Article:
To make her fish, my mother bolted a medieval grinding device to the countertop and pushed raw chunks of pike, carp, whitefish, and onion through the top. As she cranked the handle, the mixture was extruded into a bowl.
She worked by instinct, tasting raw bits of the mixture, while adding salt, pepper and sugar. Satisfied with the flavor, she shaped small handfuls into ovals, and gently lowered them into a pot of simmering water. There, they bobbed with carrots and glassy-eyed fish heads that flavored the broth and symbolized good fortune, especially important at Rosh Hashanah. Arranged on a platter, each piece of fish was crowned with a slice of cooked carrot. The broth was poured into a bowl to cool and gel in the fridge alongside the fish.
At dinner, my mother placed fish and a dollop of gelled broth on everyone’s plate, while crimson beet horseradish — the bright yin to the fish’s quiet yang — was passed around the table. She beamed, reminding me that not everyone’s broth gelled like hers. I think it was her way of celebrating a small triumph in a life too often defined by loss.
Her fish remains my gold standard, its salty-sweet balance a terroir of where you came from in Poland. For my mother, too sweet was a deal breaker, rendering the meal beyond redemption when we were guests. Going home, she could only muster a sigh, “Such sweet fish…”
After my children were born, my parents celebrated holidays with us in Chicago. Before that first trip, the question of gefilte fish loomed large. I vetoed my mother’s original idea: fish and broth packed into checked airplane luggage. Horrified, I pleaded, “What about lost luggage? Delays? Would you risk poisoning your grandchildren?”
I proposed assembling the ingredients. The fishmonger would grind the fish. She would do the rest. To protect her grandchildren, she agreed.
Her Chicago premiere opened to rave reviews from guests and family. But I’d forgotten about the gag-inducing pot of boiling fish. I raced around opening windows, slamming bedroom doors shut, desperate to avoid beds redolent of boiled fish.
Holidays played out that way for years. But as my parents grew older, traveling consumed more energy. We needed a new plan. With Passover a few months away, I began researching recipes. Unlike other beloved dishes, I wasn’t trying to replicate my mother’s gefilte fish. I hoped for something delicious that could be made without opening every window. Something more evolved for survival in the New World.

Dataset:
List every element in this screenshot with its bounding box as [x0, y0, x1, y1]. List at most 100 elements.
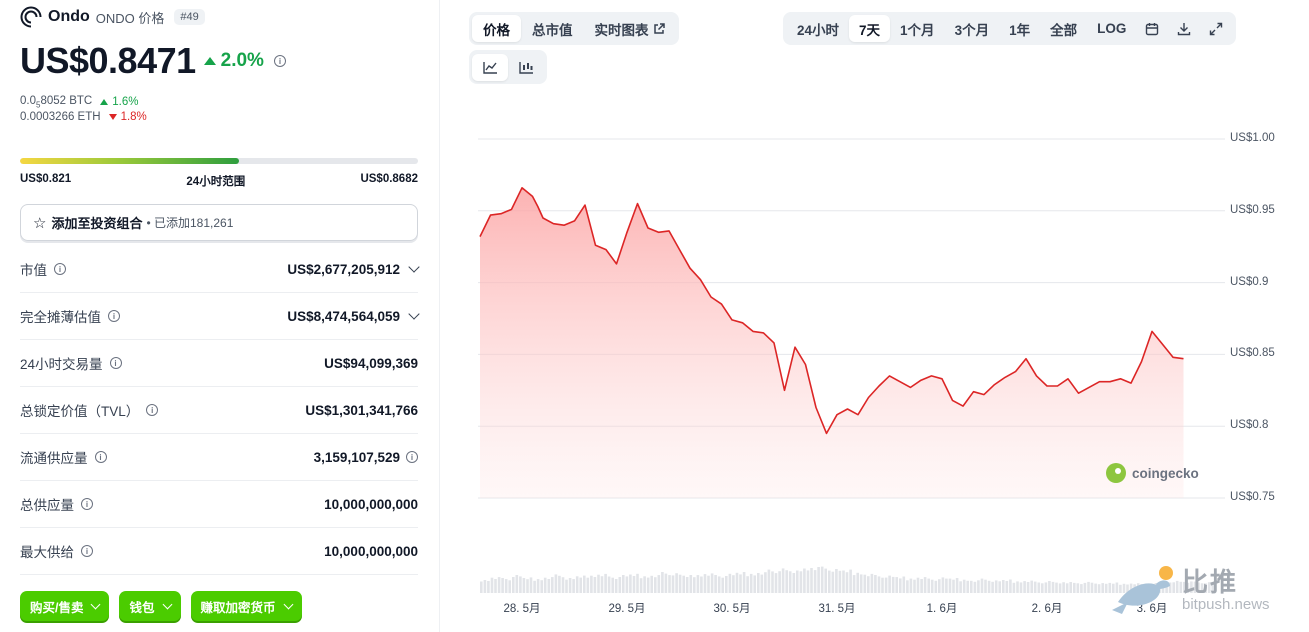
chevron-down-icon[interactable] — [408, 261, 420, 273]
volume-bar — [817, 567, 820, 593]
log-scale-tab[interactable]: LOG — [1097, 21, 1127, 36]
tab-market-cap[interactable]: 总市值 — [532, 22, 573, 38]
volume-bar — [700, 576, 703, 593]
volume-bar — [529, 577, 533, 593]
volume-bar — [888, 575, 891, 593]
info-icon[interactable]: i — [94, 451, 107, 463]
stat-row: 最大供给 i 10,000,000,000 — [20, 528, 418, 575]
info-icon[interactable]: i — [81, 545, 93, 557]
volume-bar — [930, 579, 934, 593]
volume-bar — [618, 577, 622, 593]
volume-bar — [1172, 582, 1175, 593]
volume-bar — [604, 573, 607, 593]
stat-value: 3,159,107,529 i — [314, 450, 418, 465]
info-icon[interactable]: i — [81, 498, 93, 510]
volume-bar — [1193, 581, 1197, 593]
volume-bar — [760, 574, 764, 593]
volume-bar — [703, 574, 707, 593]
volume-bar — [685, 577, 689, 593]
volume-bar — [650, 575, 653, 593]
volume-bar — [852, 575, 856, 593]
range-1y-tab[interactable]: 1年 — [1009, 22, 1031, 38]
volume-bar — [1055, 582, 1058, 593]
info-icon[interactable]: i — [406, 451, 418, 463]
info-icon[interactable]: i — [273, 55, 286, 67]
stat-label-text: 总供应量 — [20, 498, 74, 513]
range-7d-tab[interactable]: 7天 — [849, 15, 891, 42]
volume-bar — [813, 570, 817, 593]
volume-bar — [689, 575, 693, 593]
btc-value: 0.058052 BTC — [20, 95, 93, 110]
volume-bar — [586, 577, 590, 593]
info-icon[interactable]: i — [146, 404, 159, 416]
volume-bar — [657, 575, 661, 593]
volume-bar — [1168, 582, 1172, 593]
earn-crypto-button[interactable]: 赚取加密货币 — [190, 591, 302, 621]
added-count: • 已添加181,261 — [146, 216, 234, 230]
volume-bar — [1076, 583, 1080, 593]
volume-bar — [788, 571, 792, 593]
volume-bar — [1126, 584, 1129, 593]
calendar-button[interactable] — [1136, 15, 1168, 42]
x-tick-label: 3. 6月 — [1136, 603, 1168, 615]
fullscreen-button[interactable] — [1200, 15, 1232, 42]
tab-live-chart[interactable]: 实时图表 — [584, 15, 676, 42]
volume-bar — [842, 570, 845, 593]
volume-bar — [1175, 580, 1179, 593]
stat-value: US$2,677,205,912 — [287, 261, 420, 277]
chevron-down-icon[interactable] — [408, 308, 420, 320]
chart-tabs: 价格 总市值 实时图表 — [469, 12, 679, 45]
y-tick-label: US$0.85 — [1230, 347, 1275, 360]
info-icon[interactable]: i — [54, 263, 66, 275]
range-24h-tab[interactable]: 24小时 — [797, 22, 840, 38]
volume-bar — [799, 571, 803, 593]
volume-bar — [1051, 581, 1055, 593]
wallet-button[interactable]: 钱包 — [119, 591, 181, 621]
price-chart[interactable] — [470, 120, 1309, 620]
eth-conversion: 0.0003266 ETH 1.8% — [20, 111, 147, 123]
range-all-tab[interactable]: 全部 — [1050, 22, 1078, 38]
candlestick-chart-button[interactable] — [508, 54, 544, 81]
stat-value-text: 10,000,000,000 — [324, 496, 418, 512]
volume-bar — [480, 581, 483, 593]
volume-bar — [1030, 580, 1033, 593]
volume-bar — [561, 577, 565, 593]
info-icon[interactable]: i — [109, 357, 122, 369]
range-3m-tab[interactable]: 3个月 — [954, 22, 990, 38]
fullscreen-icon — [1210, 22, 1223, 35]
volume-bar — [1048, 581, 1051, 593]
action-buttons: 购买/售卖 钱包 赚取加密货币 — [20, 591, 302, 621]
volume-bar — [824, 568, 827, 593]
volume-bar — [884, 577, 888, 593]
stat-label: 完全摊薄估值 i — [20, 306, 120, 326]
volume-bar — [916, 577, 920, 593]
info-icon[interactable]: i — [108, 310, 120, 322]
range-1m-tab[interactable]: 1个月 — [900, 22, 935, 38]
volume-bar — [593, 577, 597, 593]
volume-bar — [1190, 581, 1193, 593]
volume-bar — [554, 574, 558, 593]
download-button[interactable] — [1168, 15, 1200, 42]
volume-bar — [941, 577, 945, 593]
price-area — [480, 187, 1184, 499]
volume-bar — [565, 579, 568, 593]
add-to-portfolio-button[interactable]: ☆ 添加至投资组合 • 已添加181,261 — [20, 204, 418, 241]
volume-bar — [859, 574, 863, 593]
coingecko-text: coingecko — [1132, 465, 1199, 481]
coin-header: Ondo ONDO 价格 #49 — [20, 6, 205, 28]
buy-sell-button[interactable]: 购买/售卖 — [20, 591, 110, 621]
volume-bar — [1090, 582, 1094, 593]
range-24h-labels: US$0.821 24小时范围 US$0.8682 — [20, 173, 418, 189]
stat-value: US$94,099,369 — [324, 356, 418, 371]
volume-bar — [614, 579, 618, 593]
tab-price[interactable]: 价格 — [472, 15, 521, 42]
stat-value-text: US$1,301,341,766 — [305, 402, 418, 418]
stat-row[interactable]: 完全摊薄估值 i US$8,474,564,059 — [20, 293, 420, 340]
volume-bar — [522, 578, 526, 593]
volume-bar — [497, 577, 501, 593]
line-chart-button[interactable] — [472, 53, 508, 81]
volume-bar — [867, 576, 870, 593]
stat-row[interactable]: 市值 i US$2,677,205,912 — [20, 246, 420, 293]
volume-bar — [977, 580, 980, 593]
volume-bar — [973, 581, 977, 593]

Your tasks:
1. Name the ingredients that the mother pushed through the grinding device in the gefilte fish piece.
2. Summarize the gefilte fish piece in two sentences.
3. From the gefilte fish piece, retype everything from "She worked by" down to "defined by loss.".

The solutions:
1. Pike, carp, whitefish, and onion.

2. The writer's mother made gefilte fish by grinding pike, carp, whitefish, and onion, seasoning the mixture by taste, and simmering the shaped ovals with carrots and fish heads, and she took pride in how her broth gelled. After the writer's children were born, she cooked it for holidays in Chicago from ingredients the writer assembled, but as the parents grew older and travel took more energy, the writer began researching a recipe that could be made without opening every window.

3.
She worked by instinct, tasting raw bits of the mixture, while adding salt, pepper and sugar. Satisfied with the flavor, she shaped small handfuls into ovals, and gently lowered them into a pot of simmering water. There, they bobbed with carrots and glassy-eyed fish heads that flavored the broth and symbolized good fortune, especially important at Rosh Hashanah. Arranged on a platter, each piece of fish was crowned with a slice of cooked carrot. The broth was poured into a bowl to cool and gel in the fridge alongside the fish.
At dinner, my mother placed fish and a dollop of gelled broth on everyone’s plate, while crimson beet horseradish — the bright yin to the fish’s quiet yang — was passed around the table. She beamed, reminding me that not everyone’s broth gelled like hers. I think it was her way of celebrating a small triumph in a life too often defined by loss.